* **What is being asked**: Retype all the entries word for word, but omit the pictures.

* **Given information**:
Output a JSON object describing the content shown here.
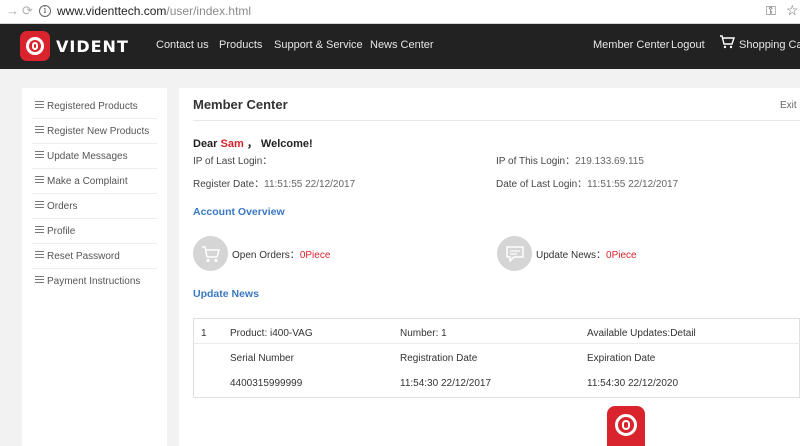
{
  "browser": {
    "url_domain": "www.videnttech.com",
    "url_path": "/user/index.html"
  },
  "header": {
    "brand": "VIDENT",
    "nav": [
      "Contact us",
      "Products",
      "Support & Service",
      "News Center"
    ],
    "member_center": "Member Center",
    "logout": "Logout",
    "cart": "Shopping Cart"
  },
  "sidebar": {
    "items": [
      {
        "label": "Registered Products"
      },
      {
        "label": "Register New Products"
      },
      {
        "label": "Update Messages"
      },
      {
        "label": "Make a Complaint"
      },
      {
        "label": "Orders"
      },
      {
        "label": "Profile"
      },
      {
        "label": "Reset Password"
      },
      {
        "label": "Payment Instructions"
      }
    ]
  },
  "main": {
    "title": "Member Center",
    "exit": "Exit",
    "welcome_prefix": "Dear",
    "user_name": "Sam",
    "welcome_suffix": "，  Welcome!",
    "ip_last_label": "IP of Last Login：",
    "ip_last_value": "",
    "ip_this_label": "IP of This Login：",
    "ip_this_value": "219.133.69.115",
    "register_label": "Register Date：",
    "register_value": "11:51:55 22/12/2017",
    "last_login_label": "Date of Last Login：",
    "last_login_value": "11:51:55 22/12/2017",
    "account_overview": "Account Overview",
    "open_orders_label": "Open Orders：",
    "open_orders_value": "0Piece",
    "update_news_label": "Update News：",
    "update_news_value": "0Piece",
    "update_news_title": "Update News",
    "news": {
      "index": "1",
      "product": "Product: i400-VAG",
      "number": "Number: 1",
      "available": "Available Updates:Detail",
      "headers": [
        "Serial Number",
        "Registration Date",
        "Expiration Date"
      ],
      "values": [
        "4400315999999",
        "11:54:30 22/12/2017",
        "11:54:30 22/12/2020"
      ]
    }
  },
  "colors": {
    "accent": "#d9242d",
    "link_blue": "#3a78c3",
    "header_bg": "#222222"
  }
}
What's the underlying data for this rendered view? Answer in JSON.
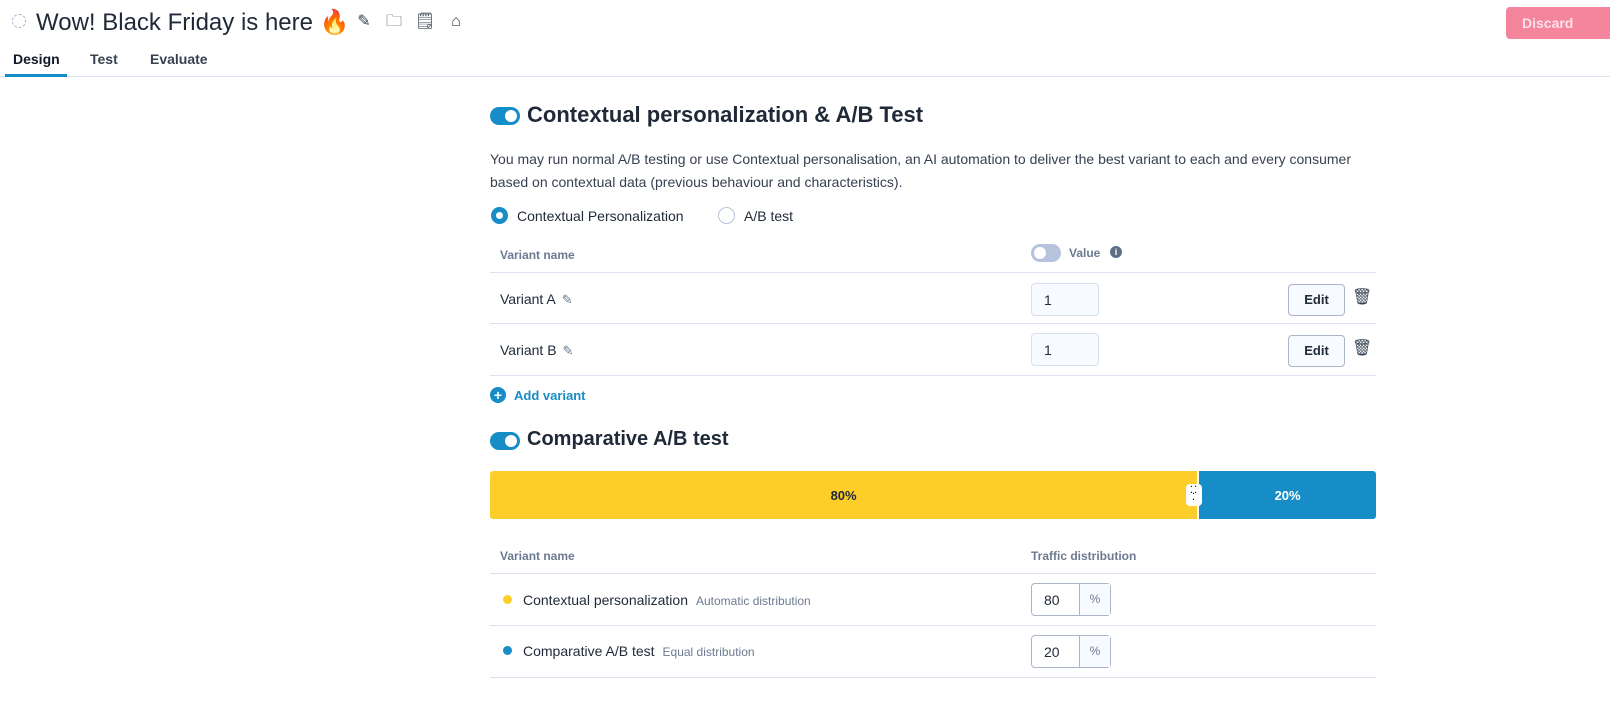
{
  "header": {
    "title": "Wow! Black Friday is here 🔥",
    "discard_label": "Discard"
  },
  "tabs": [
    {
      "label": "Design"
    },
    {
      "label": "Test"
    },
    {
      "label": "Evaluate"
    }
  ],
  "contextual": {
    "title": "Contextual personalization & A/B Test",
    "enabled": true,
    "description": "You may run normal A/B testing or use Contextual personalisation, an AI automation to deliver the best variant to each and every consumer based on contextual data (previous behaviour and characteristics).",
    "options": [
      {
        "label": "Contextual Personalization",
        "selected": true
      },
      {
        "label": "A/B test",
        "selected": false
      }
    ],
    "col_variant": "Variant name",
    "col_value": "Value",
    "variants": [
      {
        "name": "Variant A",
        "value": "1",
        "edit": "Edit"
      },
      {
        "name": "Variant B",
        "value": "1",
        "edit": "Edit"
      }
    ],
    "add_variant": "Add variant"
  },
  "comparative": {
    "title": "Comparative A/B test",
    "enabled": true,
    "split": [
      {
        "label": "80%",
        "value": 80,
        "color": "#fdce2a"
      },
      {
        "label": "20%",
        "value": 20,
        "color": "#168dc7"
      }
    ],
    "col_variant": "Variant name",
    "col_traffic": "Traffic distribution",
    "rows": [
      {
        "name": "Contextual personalization",
        "sub": "Automatic distribution",
        "value": "80",
        "unit": "%",
        "color": "#fdce2a"
      },
      {
        "name": "Comparative A/B test",
        "sub": "Equal distribution",
        "value": "20",
        "unit": "%",
        "color": "#168dc7"
      }
    ]
  }
}
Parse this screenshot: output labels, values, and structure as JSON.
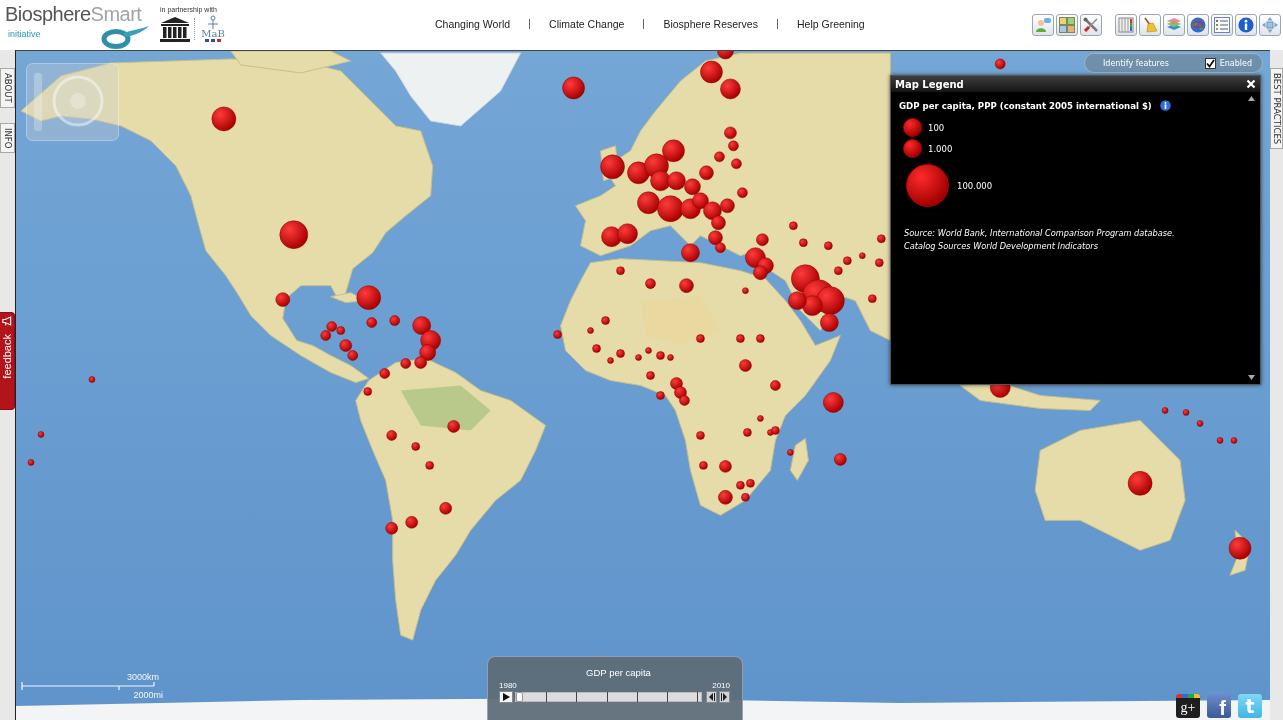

* **Expected answer**:
Output a JSON object describing the content shown here.
{
  "browser": {
    "url_domain": "www.videnttech.com",
    "url_path": "/user/index.html"
  },
  "header": {
    "brand": "VIDENT",
    "nav": [
      "Contact us",
      "Products",
      "Support & Service",
      "News Center"
    ],
    "member_center": "Member Center",
    "logout": "Logout",
    "cart": "Shopping Cart"
  },
  "sidebar": {
    "items": [
      {
        "label": "Registered Products"
      },
      {
        "label": "Register New Products"
      },
      {
        "label": "Update Messages"
      },
      {
        "label": "Make a Complaint"
      },
      {
        "label": "Orders"
      },
      {
        "label": "Profile"
      },
      {
        "label": "Reset Password"
      },
      {
        "label": "Payment Instructions"
      }
    ]
  },
  "main": {
    "title": "Member Center",
    "exit": "Exit",
    "welcome_prefix": "Dear",
    "user_name": "Sam",
    "welcome_suffix": "，  Welcome!",
    "ip_last_label": "IP of Last Login：",
    "ip_last_value": "",
    "ip_this_label": "IP of This Login：",
    "ip_this_value": "219.133.69.115",
    "register_label": "Register Date：",
    "register_value": "11:51:55 22/12/2017",
    "last_login_label": "Date of Last Login：",
    "last_login_value": "11:51:55 22/12/2017",
    "account_overview": "Account Overview",
    "open_orders_label": "Open Orders：",
    "open_orders_value": "0Piece",
    "update_news_label": "Update News：",
    "update_news_value": "0Piece",
    "update_news_title": "Update News",
    "news": {
      "index": "1",
      "product": "Product: i400-VAG",
      "number": "Number: 1",
      "available": "Available Updates:Detail",
      "headers": [
        "Serial Number",
        "Registration Date",
        "Expiration Date"
      ],
      "values": [
        "4400315999999",
        "11:54:30 22/12/2017",
        "11:54:30 22/12/2020"
      ]
    }
  },
  "colors": {
    "accent": "#d9242d",
    "link_blue": "#3a78c3",
    "header_bg": "#222222"
  }
}
What's the underlying data for this rendered view? Answer in JSON.
{
  "header": {
    "title": "Wow! Black Friday is here 🔥",
    "discard_label": "Discard"
  },
  "tabs": [
    {
      "label": "Design"
    },
    {
      "label": "Test"
    },
    {
      "label": "Evaluate"
    }
  ],
  "contextual": {
    "title": "Contextual personalization & A/B Test",
    "enabled": true,
    "description": "You may run normal A/B testing or use Contextual personalisation, an AI automation to deliver the best variant to each and every consumer based on contextual data (previous behaviour and characteristics).",
    "options": [
      {
        "label": "Contextual Personalization",
        "selected": true
      },
      {
        "label": "A/B test",
        "selected": false
      }
    ],
    "col_variant": "Variant name",
    "col_value": "Value",
    "variants": [
      {
        "name": "Variant A",
        "value": "1",
        "edit": "Edit"
      },
      {
        "name": "Variant B",
        "value": "1",
        "edit": "Edit"
      }
    ],
    "add_variant": "Add variant"
  },
  "comparative": {
    "title": "Comparative A/B test",
    "enabled": true,
    "split": [
      {
        "label": "80%",
        "value": 80,
        "color": "#fdce2a"
      },
      {
        "label": "20%",
        "value": 20,
        "color": "#168dc7"
      }
    ],
    "col_variant": "Variant name",
    "col_traffic": "Traffic distribution",
    "rows": [
      {
        "name": "Contextual personalization",
        "sub": "Automatic distribution",
        "value": "80",
        "unit": "%",
        "color": "#fdce2a"
      },
      {
        "name": "Comparative A/B test",
        "sub": "Equal distribution",
        "value": "20",
        "unit": "%",
        "color": "#168dc7"
      }
    ]
  }
}
Parse this screenshot: output labels, values, and structure as JSON.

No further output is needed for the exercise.